▸ The task
Find the lines in these entries that include the word "Vorwürfe" and state how many there are, with no other words.

▸ Information provided
● ● ● ● ●

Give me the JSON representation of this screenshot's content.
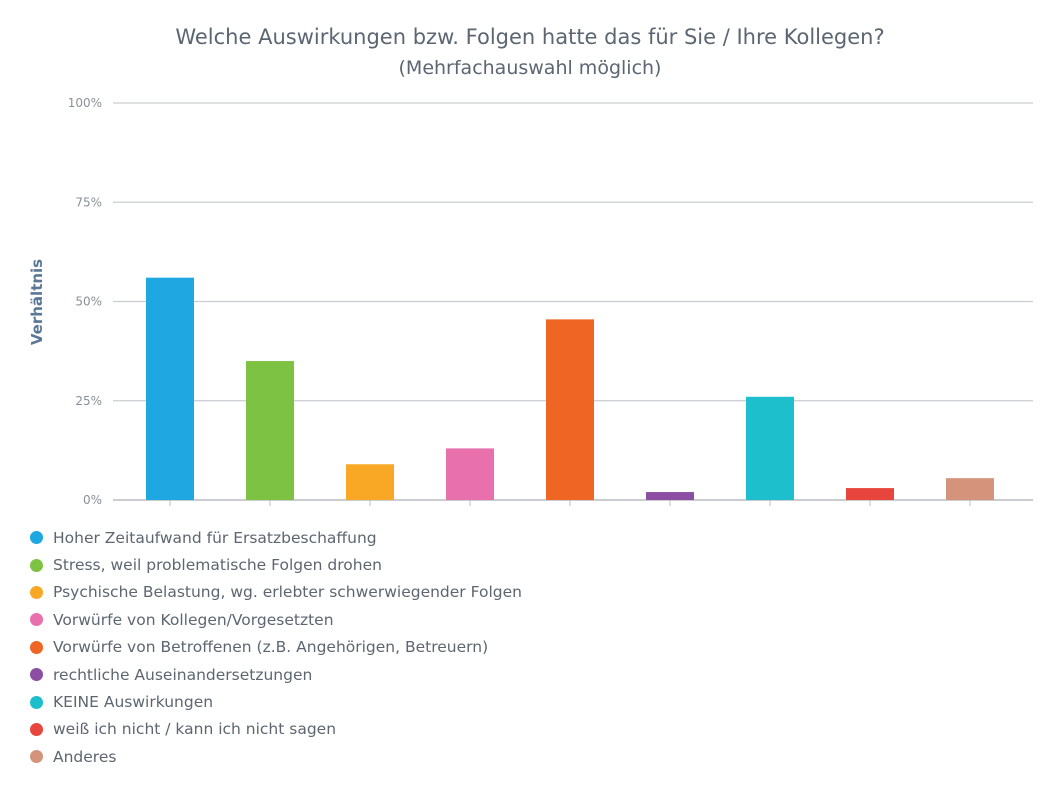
{
  "chart_data": {
    "type": "bar",
    "title": "Welche Auswirkungen bzw. Folgen hatte das für Sie / Ihre Kollegen?",
    "subtitle": "(Mehrfachauswahl möglich)",
    "ylabel": "Verhältnis",
    "xlabel": "",
    "ylim": [
      0,
      100
    ],
    "yticks": [
      0,
      25,
      50,
      75,
      100
    ],
    "ytick_labels": [
      "0%",
      "25%",
      "50%",
      "75%",
      "100%"
    ],
    "grid": true,
    "legend_position": "bottom-left",
    "categories": [
      "Hoher Zeitaufwand für Ersatzbeschaffung",
      "Stress, weil problematische Folgen drohen",
      "Psychische Belastung, wg. erlebter schwerwiegender Folgen",
      "Vorwürfe von Kollegen/Vorgesetzten",
      "Vorwürfe von Betroffenen (z.B. Angehörigen, Betreuern)",
      "rechtliche Auseinandersetzungen",
      "KEINE Auswirkungen",
      "weiß ich nicht / kann ich nicht sagen",
      "Anderes"
    ],
    "values": [
      56,
      35,
      9,
      13,
      45.5,
      2,
      26,
      3,
      5.5
    ],
    "colors": [
      "#1ea7e1",
      "#7dc242",
      "#f9a825",
      "#e770ad",
      "#ef6523",
      "#8b4ea3",
      "#1dbfcc",
      "#e8453c",
      "#d4937a"
    ]
  }
}
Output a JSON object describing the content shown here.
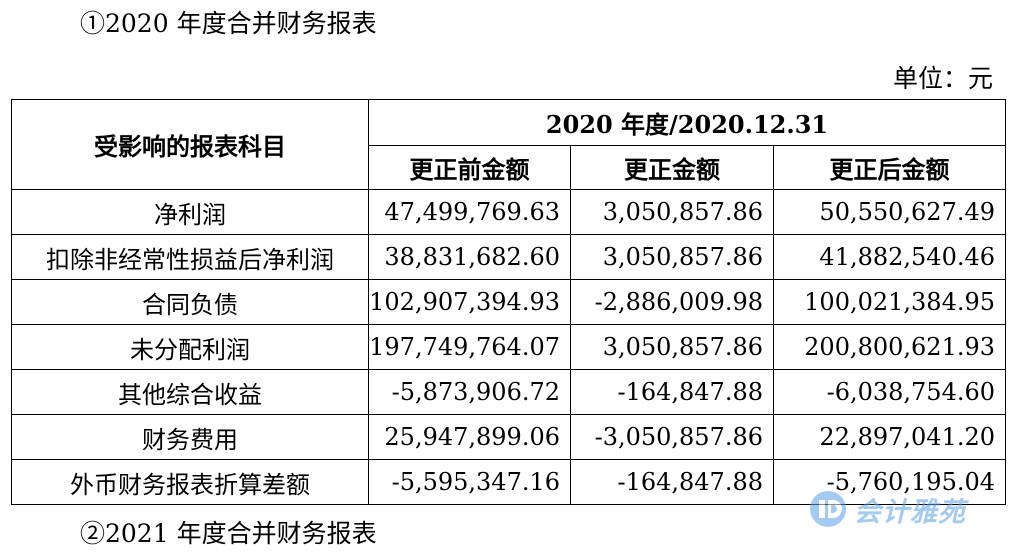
{
  "heading_2020": "①2020 年度合并财务报表",
  "unit": "单位：元",
  "table": {
    "row_header": "受影响的报表科目",
    "group_header": "2020 年度/2020.12.31",
    "columns": [
      "更正前金额",
      "更正金额",
      "更正后金额"
    ],
    "rows": [
      {
        "label": "净利润",
        "values": [
          "47,499,769.63",
          "3,050,857.86",
          "50,550,627.49"
        ]
      },
      {
        "label": "扣除非经常性损益后净利润",
        "values": [
          "38,831,682.60",
          "3,050,857.86",
          "41,882,540.46"
        ]
      },
      {
        "label": "合同负债",
        "values": [
          "102,907,394.93",
          "-2,886,009.98",
          "100,021,384.95"
        ]
      },
      {
        "label": "未分配利润",
        "values": [
          "197,749,764.07",
          "3,050,857.86",
          "200,800,621.93"
        ]
      },
      {
        "label": "其他综合收益",
        "values": [
          "-5,873,906.72",
          "-164,847.88",
          "-6,038,754.60"
        ]
      },
      {
        "label": "财务费用",
        "values": [
          "25,947,899.06",
          "-3,050,857.86",
          "22,897,041.20"
        ]
      },
      {
        "label": "外币财务报表折算差额",
        "values": [
          "-5,595,347.16",
          "-164,847.88",
          "-5,760,195.04"
        ]
      }
    ]
  },
  "heading_2021": "②2021 年度合并财务报表",
  "watermark": {
    "text": "会计雅苑",
    "icon": "brand-logo-icon",
    "color": "#5aa0e6"
  }
}
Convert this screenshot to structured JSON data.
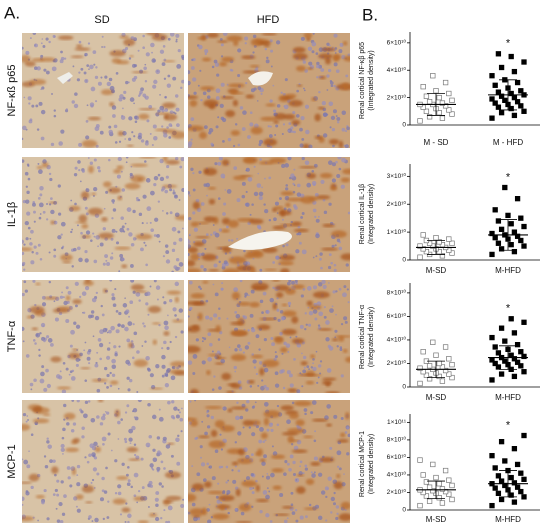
{
  "figure": {
    "panel_a": {
      "label": "A.",
      "columns": [
        "SD",
        "HFD"
      ],
      "rows": [
        "NF-κß p65",
        "IL-1β",
        "TNF-α",
        "MCP-1"
      ]
    },
    "panel_b_label": "B."
  },
  "chart_data": [
    {
      "type": "dot",
      "ylabel": [
        "Renal cortical NF-κβ p65",
        "(Integrated density)"
      ],
      "annotation": "*",
      "ylim": [
        0,
        65000000000.0
      ],
      "yticks": [
        0,
        {
          "value": 20000000000.0,
          "label": "2×10¹⁰"
        },
        {
          "value": 40000000000.0,
          "label": "4×10¹⁰"
        },
        {
          "value": 60000000000.0,
          "label": "6×10¹⁰"
        }
      ],
      "groups": [
        {
          "name": "M - SD",
          "style": "open",
          "mean": 15000000000.0,
          "sd": 8000000000.0,
          "values": [
            3000000000.0,
            5000000000.0,
            6000000000.0,
            8000000000.0,
            9000000000.0,
            10000000000.0,
            11000000000.0,
            12000000000.0,
            13000000000.0,
            14000000000.0,
            15000000000.0,
            15000000000.0,
            16000000000.0,
            17000000000.0,
            18000000000.0,
            20000000000.0,
            21000000000.0,
            23000000000.0,
            25000000000.0,
            28000000000.0,
            31000000000.0,
            36000000000.0
          ]
        },
        {
          "name": "M - HFD",
          "style": "filled",
          "mean": 22000000000.0,
          "sd": 11000000000.0,
          "values": [
            5000000000.0,
            7000000000.0,
            9000000000.0,
            10000000000.0,
            12000000000.0,
            13000000000.0,
            14000000000.0,
            15000000000.0,
            16000000000.0,
            17000000000.0,
            18000000000.0,
            19000000000.0,
            20000000000.0,
            21000000000.0,
            22000000000.0,
            23000000000.0,
            24000000000.0,
            25000000000.0,
            27000000000.0,
            29000000000.0,
            31000000000.0,
            33000000000.0,
            36000000000.0,
            39000000000.0,
            42000000000.0,
            46000000000.0,
            50000000000.0,
            52000000000.0
          ]
        }
      ]
    },
    {
      "type": "dot",
      "ylabel": [
        "Renal cortical IL-1β",
        "(Integrated density)"
      ],
      "annotation": "*",
      "ylim": [
        0,
        33000000000.0
      ],
      "yticks": [
        0,
        {
          "value": 10000000000.0,
          "label": "1×10¹⁰"
        },
        {
          "value": 20000000000.0,
          "label": "2×10¹⁰"
        },
        {
          "value": 30000000000.0,
          "label": "3×10¹⁰"
        }
      ],
      "groups": [
        {
          "name": "M-SD",
          "style": "open",
          "mean": 4500000000.0,
          "sd": 2500000000.0,
          "values": [
            1000000000.0,
            1500000000.0,
            2000000000.0,
            2500000000.0,
            3000000000.0,
            3000000000.0,
            3500000000.0,
            4000000000.0,
            4000000000.0,
            4500000000.0,
            5000000000.0,
            5000000000.0,
            5500000000.0,
            6000000000.0,
            6000000000.0,
            6500000000.0,
            7000000000.0,
            7500000000.0,
            8000000000.0,
            9000000000.0
          ]
        },
        {
          "name": "M-HFD",
          "style": "filled",
          "mean": 9000000000.0,
          "sd": 5500000000.0,
          "values": [
            2000000000.0,
            3000000000.0,
            4000000000.0,
            5000000000.0,
            5500000000.0,
            6000000000.0,
            7000000000.0,
            7500000000.0,
            8000000000.0,
            8500000000.0,
            9000000000.0,
            9500000000.0,
            10000000000.0,
            11000000000.0,
            12000000000.0,
            13000000000.0,
            14000000000.0,
            15000000000.0,
            16000000000.0,
            18000000000.0,
            22000000000.0,
            26000000000.0
          ]
        }
      ]
    },
    {
      "type": "dot",
      "ylabel": [
        "Renal cortical TNF-α",
        "(Integrated density)"
      ],
      "annotation": "*",
      "ylim": [
        0,
        85000000000.0
      ],
      "yticks": [
        0,
        {
          "value": 20000000000.0,
          "label": "2×10¹⁰"
        },
        {
          "value": 40000000000.0,
          "label": "4×10¹⁰"
        },
        {
          "value": 60000000000.0,
          "label": "6×10¹⁰"
        },
        {
          "value": 80000000000.0,
          "label": "8×10¹⁰"
        }
      ],
      "groups": [
        {
          "name": "M-SD",
          "style": "open",
          "mean": 15000000000.0,
          "sd": 7000000000.0,
          "values": [
            3000000000.0,
            5000000000.0,
            7000000000.0,
            8000000000.0,
            9000000000.0,
            10000000000.0,
            11000000000.0,
            12000000000.0,
            13000000000.0,
            14000000000.0,
            15000000000.0,
            16000000000.0,
            17000000000.0,
            18000000000.0,
            19000000000.0,
            20000000000.0,
            22000000000.0,
            24000000000.0,
            27000000000.0,
            30000000000.0,
            34000000000.0,
            38000000000.0
          ]
        },
        {
          "name": "M-HFD",
          "style": "filled",
          "mean": 25000000000.0,
          "sd": 10000000000.0,
          "values": [
            6000000000.0,
            9000000000.0,
            11000000000.0,
            13000000000.0,
            15000000000.0,
            17000000000.0,
            18000000000.0,
            19000000000.0,
            20000000000.0,
            21000000000.0,
            22000000000.0,
            23000000000.0,
            24000000000.0,
            25000000000.0,
            26000000000.0,
            27000000000.0,
            29000000000.0,
            30000000000.0,
            32000000000.0,
            34000000000.0,
            36000000000.0,
            39000000000.0,
            42000000000.0,
            46000000000.0,
            50000000000.0,
            55000000000.0,
            58000000000.0
          ]
        }
      ]
    },
    {
      "type": "dot",
      "ylabel": [
        "Renal cortical MCP-1",
        "(Integrated density)"
      ],
      "annotation": "*",
      "ylim": [
        0,
        105000000000.0
      ],
      "yticks": [
        0,
        {
          "value": 20000000000.0,
          "label": "2×10¹⁰"
        },
        {
          "value": 40000000000.0,
          "label": "4×10¹⁰"
        },
        {
          "value": 60000000000.0,
          "label": "6×10¹⁰"
        },
        {
          "value": 80000000000.0,
          "label": "8×10¹⁰"
        },
        {
          "value": 100000000000.0,
          "label": "1×10¹¹"
        }
      ],
      "groups": [
        {
          "name": "M-SD",
          "style": "open",
          "mean": 23000000000.0,
          "sd": 10000000000.0,
          "values": [
            5000000000.0,
            8000000000.0,
            10000000000.0,
            12000000000.0,
            14000000000.0,
            16000000000.0,
            18000000000.0,
            19000000000.0,
            20000000000.0,
            21000000000.0,
            22000000000.0,
            23000000000.0,
            24000000000.0,
            26000000000.0,
            28000000000.0,
            30000000000.0,
            32000000000.0,
            34000000000.0,
            37000000000.0,
            40000000000.0,
            45000000000.0,
            52000000000.0,
            57000000000.0
          ]
        },
        {
          "name": "M-HFD",
          "style": "filled",
          "mean": 30000000000.0,
          "sd": 15000000000.0,
          "values": [
            5000000000.0,
            9000000000.0,
            12000000000.0,
            15000000000.0,
            17000000000.0,
            19000000000.0,
            21000000000.0,
            23000000000.0,
            25000000000.0,
            26000000000.0,
            28000000000.0,
            30000000000.0,
            31000000000.0,
            33000000000.0,
            35000000000.0,
            37000000000.0,
            39000000000.0,
            42000000000.0,
            45000000000.0,
            48000000000.0,
            52000000000.0,
            56000000000.0,
            62000000000.0,
            70000000000.0,
            78000000000.0,
            85000000000.0
          ]
        }
      ]
    }
  ]
}
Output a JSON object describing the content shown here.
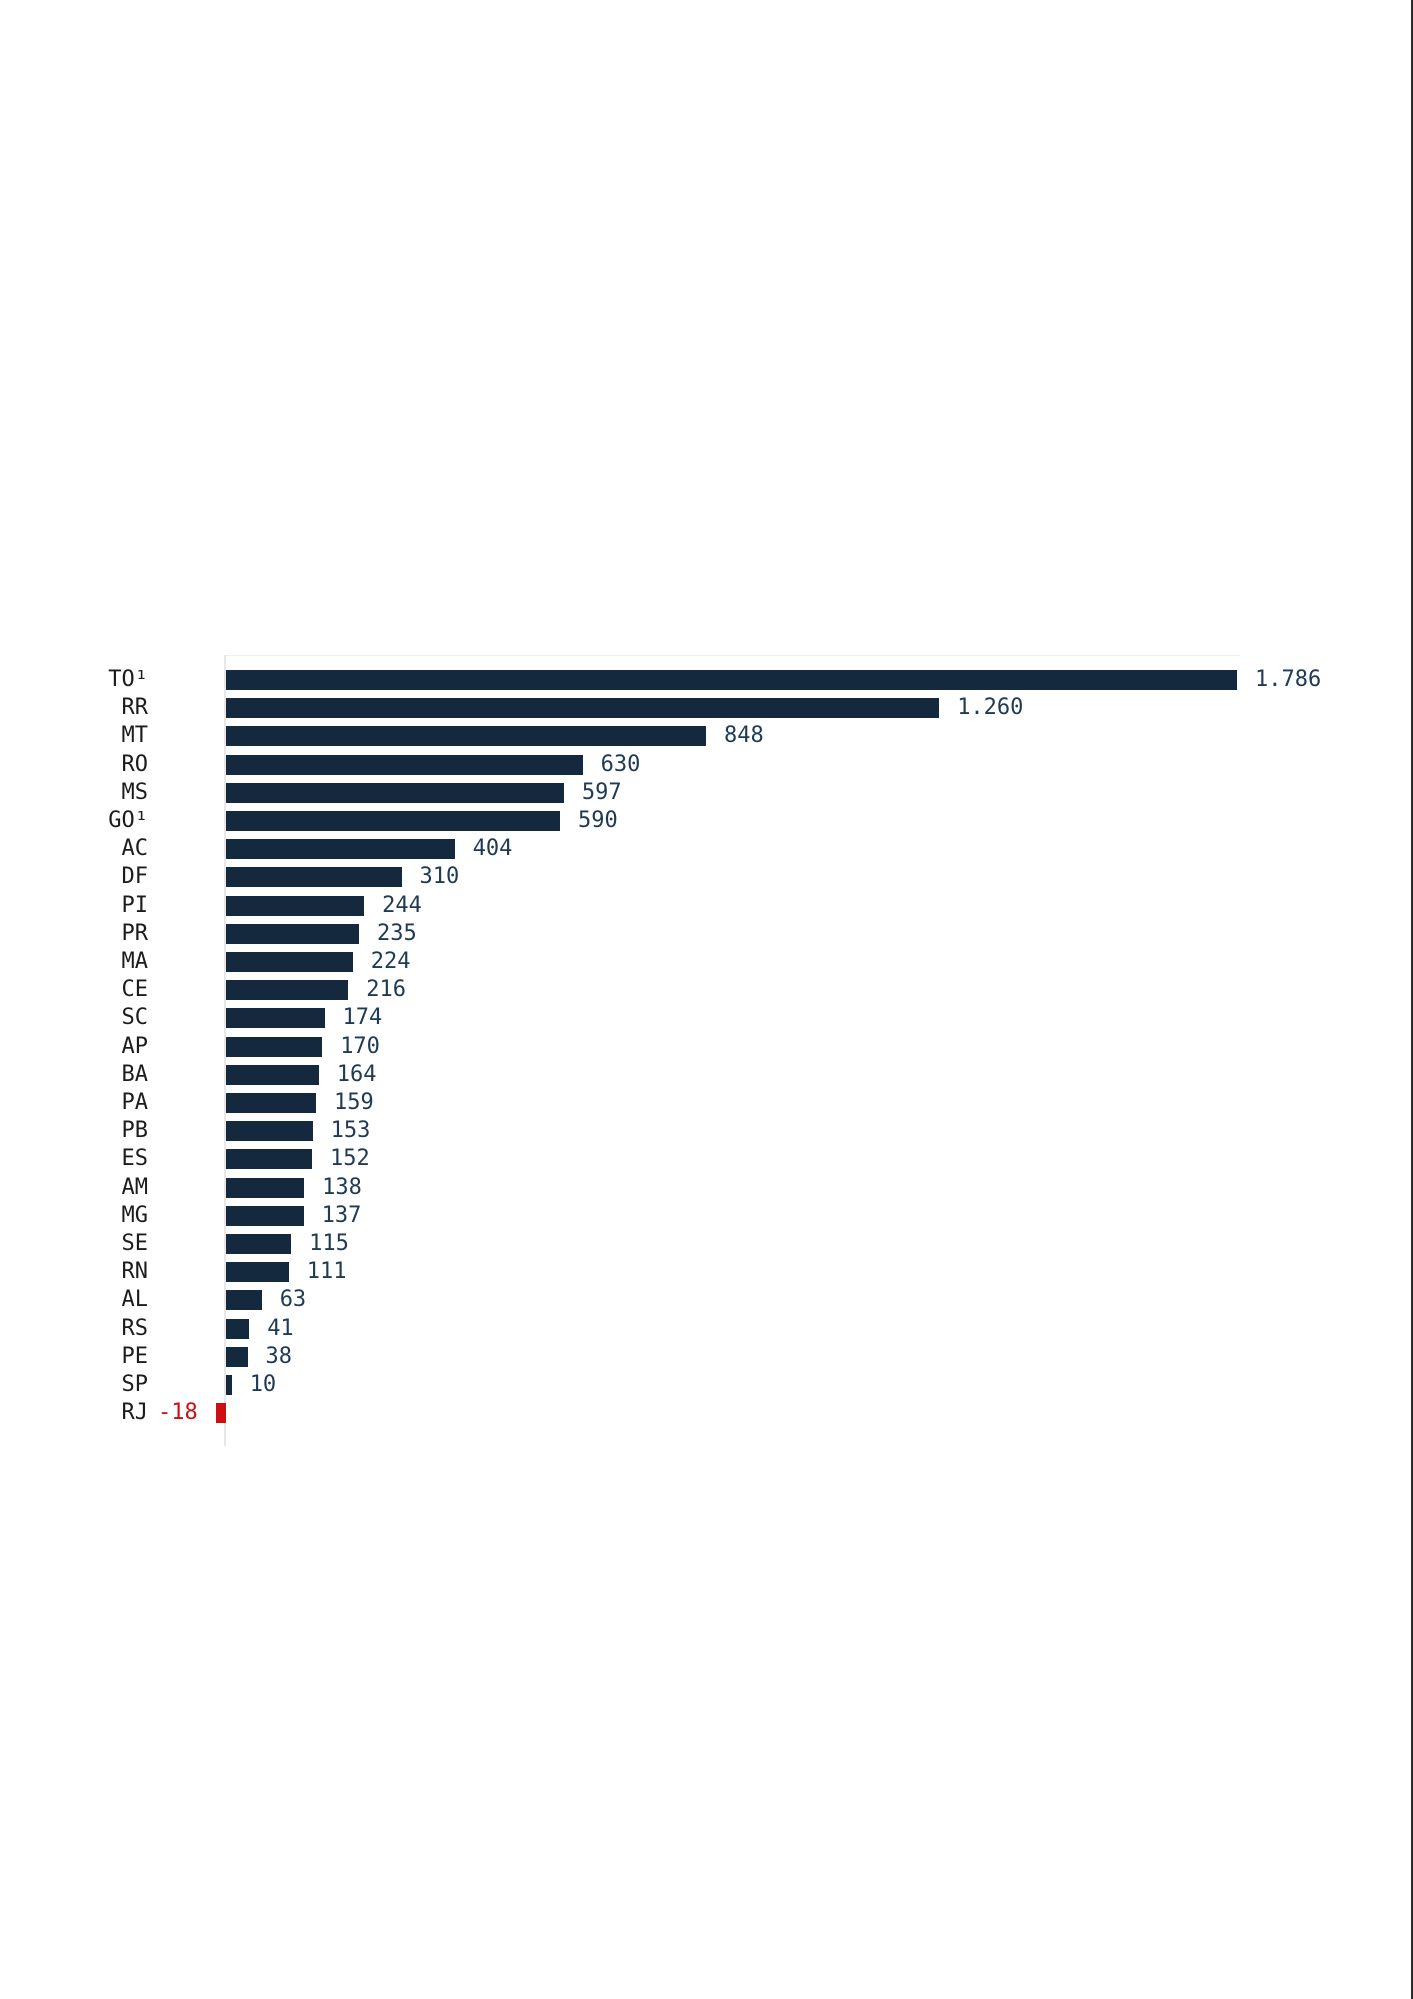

● ● ● ● ●

▸ Solution for this exercise
2